* [Exercise directions]: Exactly reproduce the entries, dropping any pictures from your copy.

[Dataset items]
* * * * * * * * *
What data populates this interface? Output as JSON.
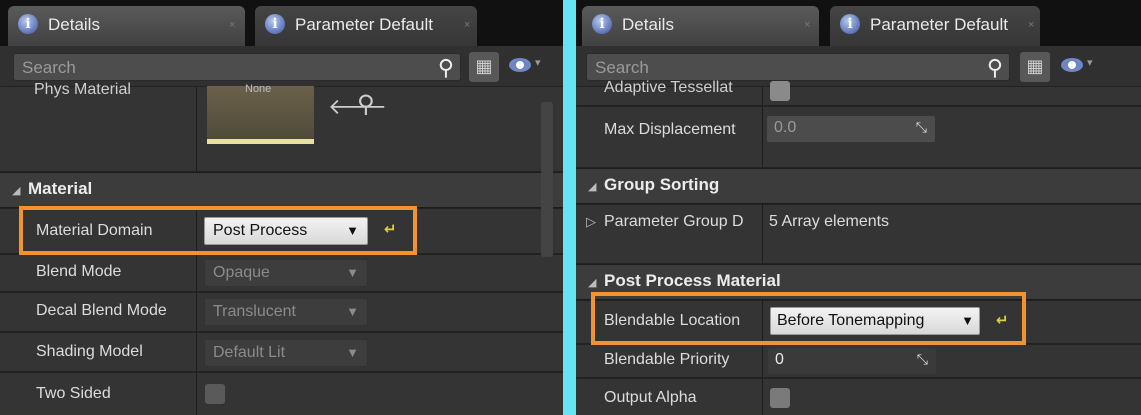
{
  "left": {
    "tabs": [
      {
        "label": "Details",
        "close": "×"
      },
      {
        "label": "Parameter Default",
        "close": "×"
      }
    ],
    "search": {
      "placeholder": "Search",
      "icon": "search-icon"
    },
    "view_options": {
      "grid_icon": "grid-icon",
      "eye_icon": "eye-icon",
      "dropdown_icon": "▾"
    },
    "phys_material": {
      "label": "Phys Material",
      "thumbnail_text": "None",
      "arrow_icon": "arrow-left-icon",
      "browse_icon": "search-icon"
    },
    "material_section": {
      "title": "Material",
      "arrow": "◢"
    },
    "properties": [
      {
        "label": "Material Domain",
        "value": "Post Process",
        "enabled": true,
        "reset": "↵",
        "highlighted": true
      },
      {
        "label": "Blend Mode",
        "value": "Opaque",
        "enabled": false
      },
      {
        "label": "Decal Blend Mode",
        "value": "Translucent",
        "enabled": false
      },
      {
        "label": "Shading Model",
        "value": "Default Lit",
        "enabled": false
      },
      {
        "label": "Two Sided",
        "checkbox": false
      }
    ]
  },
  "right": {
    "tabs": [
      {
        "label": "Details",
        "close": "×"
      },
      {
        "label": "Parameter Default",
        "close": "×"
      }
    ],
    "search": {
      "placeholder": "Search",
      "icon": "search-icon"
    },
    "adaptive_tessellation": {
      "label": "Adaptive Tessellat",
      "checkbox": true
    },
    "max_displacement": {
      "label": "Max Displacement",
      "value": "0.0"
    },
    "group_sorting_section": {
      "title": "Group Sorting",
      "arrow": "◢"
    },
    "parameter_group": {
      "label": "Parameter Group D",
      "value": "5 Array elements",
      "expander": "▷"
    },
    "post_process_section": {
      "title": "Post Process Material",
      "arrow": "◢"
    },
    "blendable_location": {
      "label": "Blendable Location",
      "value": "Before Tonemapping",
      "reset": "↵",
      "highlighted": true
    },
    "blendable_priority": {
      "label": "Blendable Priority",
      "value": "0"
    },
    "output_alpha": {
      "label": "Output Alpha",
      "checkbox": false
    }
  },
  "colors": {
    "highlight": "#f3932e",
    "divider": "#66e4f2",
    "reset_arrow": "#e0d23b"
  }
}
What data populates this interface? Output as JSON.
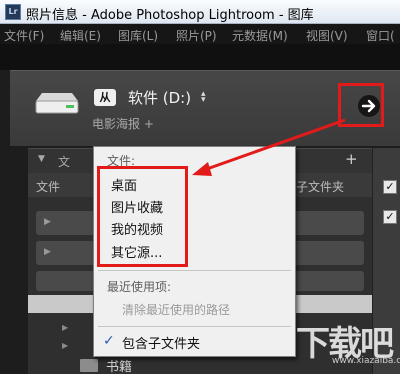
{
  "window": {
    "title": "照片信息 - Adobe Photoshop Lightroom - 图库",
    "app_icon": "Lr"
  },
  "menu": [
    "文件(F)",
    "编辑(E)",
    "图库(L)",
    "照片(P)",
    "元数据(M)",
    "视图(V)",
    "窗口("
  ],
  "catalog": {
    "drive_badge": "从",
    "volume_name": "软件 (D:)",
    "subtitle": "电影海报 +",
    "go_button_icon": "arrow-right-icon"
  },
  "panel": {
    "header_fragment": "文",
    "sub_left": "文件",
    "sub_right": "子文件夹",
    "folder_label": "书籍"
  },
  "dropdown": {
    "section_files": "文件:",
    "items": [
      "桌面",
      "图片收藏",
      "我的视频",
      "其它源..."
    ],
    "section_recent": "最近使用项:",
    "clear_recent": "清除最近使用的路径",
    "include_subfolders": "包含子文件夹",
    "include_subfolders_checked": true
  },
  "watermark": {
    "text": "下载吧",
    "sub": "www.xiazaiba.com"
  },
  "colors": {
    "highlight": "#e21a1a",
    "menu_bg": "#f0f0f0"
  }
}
* * * * * * * * *
* [Task output]:
What data populates this interface? Output as JSON.
{
  "left": {
    "tabs": [
      {
        "label": "Details",
        "close": "×"
      },
      {
        "label": "Parameter Default",
        "close": "×"
      }
    ],
    "search": {
      "placeholder": "Search",
      "icon": "search-icon"
    },
    "view_options": {
      "grid_icon": "grid-icon",
      "eye_icon": "eye-icon",
      "dropdown_icon": "▾"
    },
    "phys_material": {
      "label": "Phys Material",
      "thumbnail_text": "None",
      "arrow_icon": "arrow-left-icon",
      "browse_icon": "search-icon"
    },
    "material_section": {
      "title": "Material",
      "arrow": "◢"
    },
    "properties": [
      {
        "label": "Material Domain",
        "value": "Post Process",
        "enabled": true,
        "reset": "↵",
        "highlighted": true
      },
      {
        "label": "Blend Mode",
        "value": "Opaque",
        "enabled": false
      },
      {
        "label": "Decal Blend Mode",
        "value": "Translucent",
        "enabled": false
      },
      {
        "label": "Shading Model",
        "value": "Default Lit",
        "enabled": false
      },
      {
        "label": "Two Sided",
        "checkbox": false
      }
    ]
  },
  "right": {
    "tabs": [
      {
        "label": "Details",
        "close": "×"
      },
      {
        "label": "Parameter Default",
        "close": "×"
      }
    ],
    "search": {
      "placeholder": "Search",
      "icon": "search-icon"
    },
    "adaptive_tessellation": {
      "label": "Adaptive Tessellat",
      "checkbox": true
    },
    "max_displacement": {
      "label": "Max Displacement",
      "value": "0.0"
    },
    "group_sorting_section": {
      "title": "Group Sorting",
      "arrow": "◢"
    },
    "parameter_group": {
      "label": "Parameter Group D",
      "value": "5 Array elements",
      "expander": "▷"
    },
    "post_process_section": {
      "title": "Post Process Material",
      "arrow": "◢"
    },
    "blendable_location": {
      "label": "Blendable Location",
      "value": "Before Tonemapping",
      "reset": "↵",
      "highlighted": true
    },
    "blendable_priority": {
      "label": "Blendable Priority",
      "value": "0"
    },
    "output_alpha": {
      "label": "Output Alpha",
      "checkbox": false
    }
  },
  "colors": {
    "highlight": "#f3932e",
    "divider": "#66e4f2",
    "reset_arrow": "#e0d23b"
  }
}
What data populates this interface? Output as JSON.
{
  "window": {
    "title": "照片信息 - Adobe Photoshop Lightroom - 图库",
    "app_icon": "Lr"
  },
  "menu": [
    "文件(F)",
    "编辑(E)",
    "图库(L)",
    "照片(P)",
    "元数据(M)",
    "视图(V)",
    "窗口("
  ],
  "catalog": {
    "drive_badge": "从",
    "volume_name": "软件 (D:)",
    "subtitle": "电影海报 +",
    "go_button_icon": "arrow-right-icon"
  },
  "panel": {
    "header_fragment": "文",
    "sub_left": "文件",
    "sub_right": "子文件夹",
    "folder_label": "书籍"
  },
  "dropdown": {
    "section_files": "文件:",
    "items": [
      "桌面",
      "图片收藏",
      "我的视频",
      "其它源..."
    ],
    "section_recent": "最近使用项:",
    "clear_recent": "清除最近使用的路径",
    "include_subfolders": "包含子文件夹",
    "include_subfolders_checked": true
  },
  "watermark": {
    "text": "下载吧",
    "sub": "www.xiazaiba.com"
  },
  "colors": {
    "highlight": "#e21a1a",
    "menu_bg": "#f0f0f0"
  }
}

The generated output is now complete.